EXERCISE INPUT =
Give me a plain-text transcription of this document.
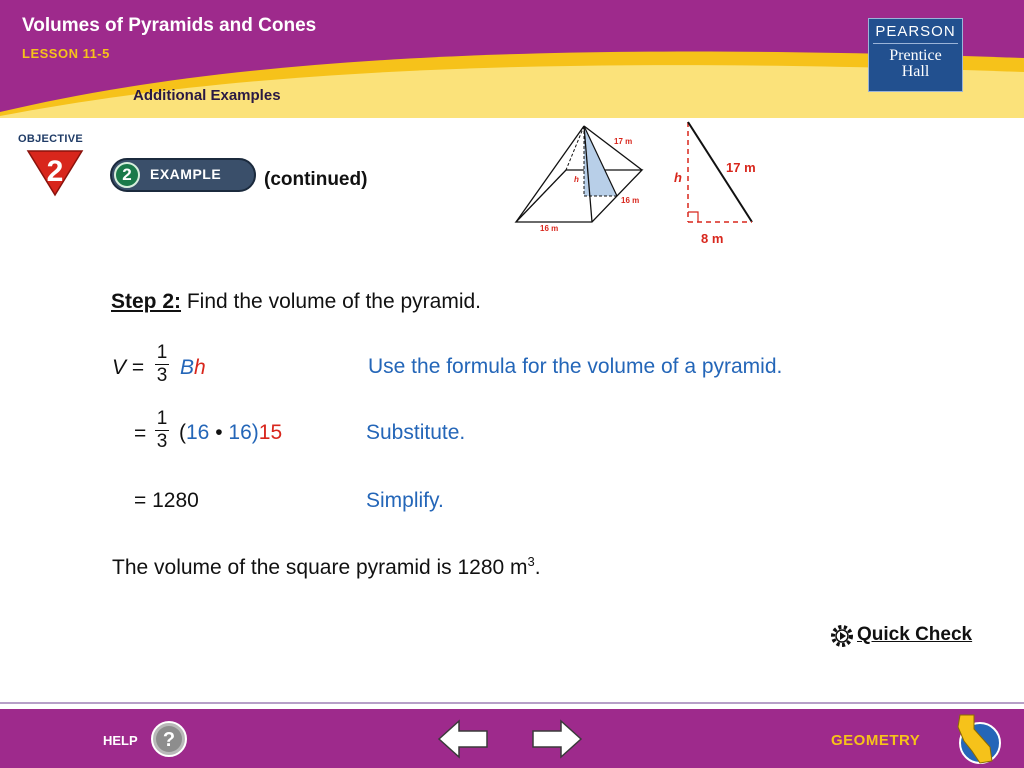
Volumes of Pyramids and Cones
LESSON 11-5
Additional Examples
PEARSON
Prentice
Hall
OBJECTIVE
2	2	EXAMPLE (continued)
17 m
h
16 m
16 m
h
17 m
8 m
Step 2: Find the volume of the pyramid.
V =
1
3 Bh	Use the formula for the volume of a pyramid.
=
1
3 (16 • 16)15	Substitute.
= 1280	Simplify.
The volume of the square pyramid is 1280 $m^3$.
Quick Check
HELP ?	GEOMETRY
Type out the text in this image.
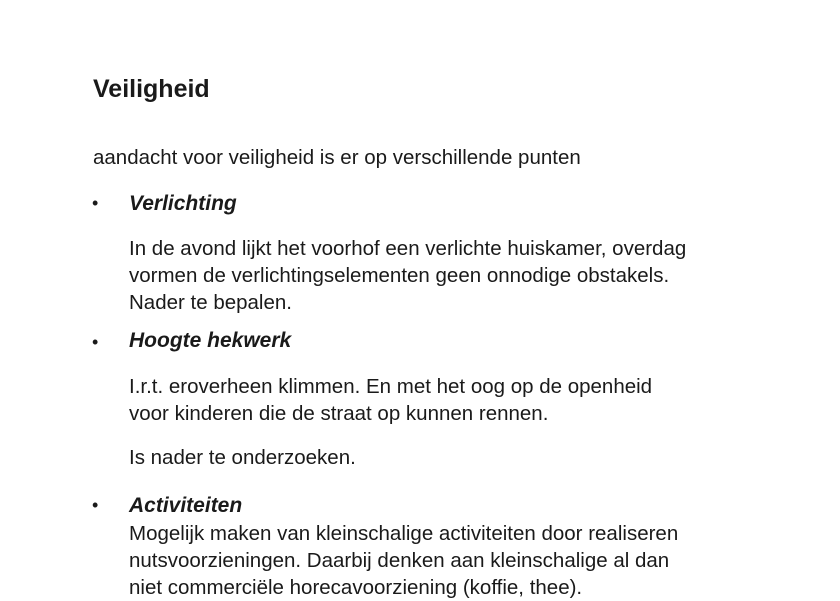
Veiligheid

aandacht voor veiligheid is er op verschillende punten

• Verlichting
In de avond lijkt het voorhof een verlichte huiskamer, overdag
vormen de verlichtingselementen geen onnodige obstakels.
Nader te bepalen.
• Hoogte hekwerk
I.r.t. eroverheen klimmen. En met het oog op de openheid
voor kinderen die de straat op kunnen rennen.

Is nader te onderzoeken.

• Activiteiten
Mogelijk maken van kleinschalige activiteiten door realiseren
nutsvoorzieningen. Daarbij denken aan kleinschalige al dan
niet commerciële horecavoorziening (koffie, thee).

INSTRUCTIONS FOR THE TASK = Gather each line in these records that contains the string "this".

THE RESULT =
Give me a plain-text transcription of this document.
Type out the text in this image.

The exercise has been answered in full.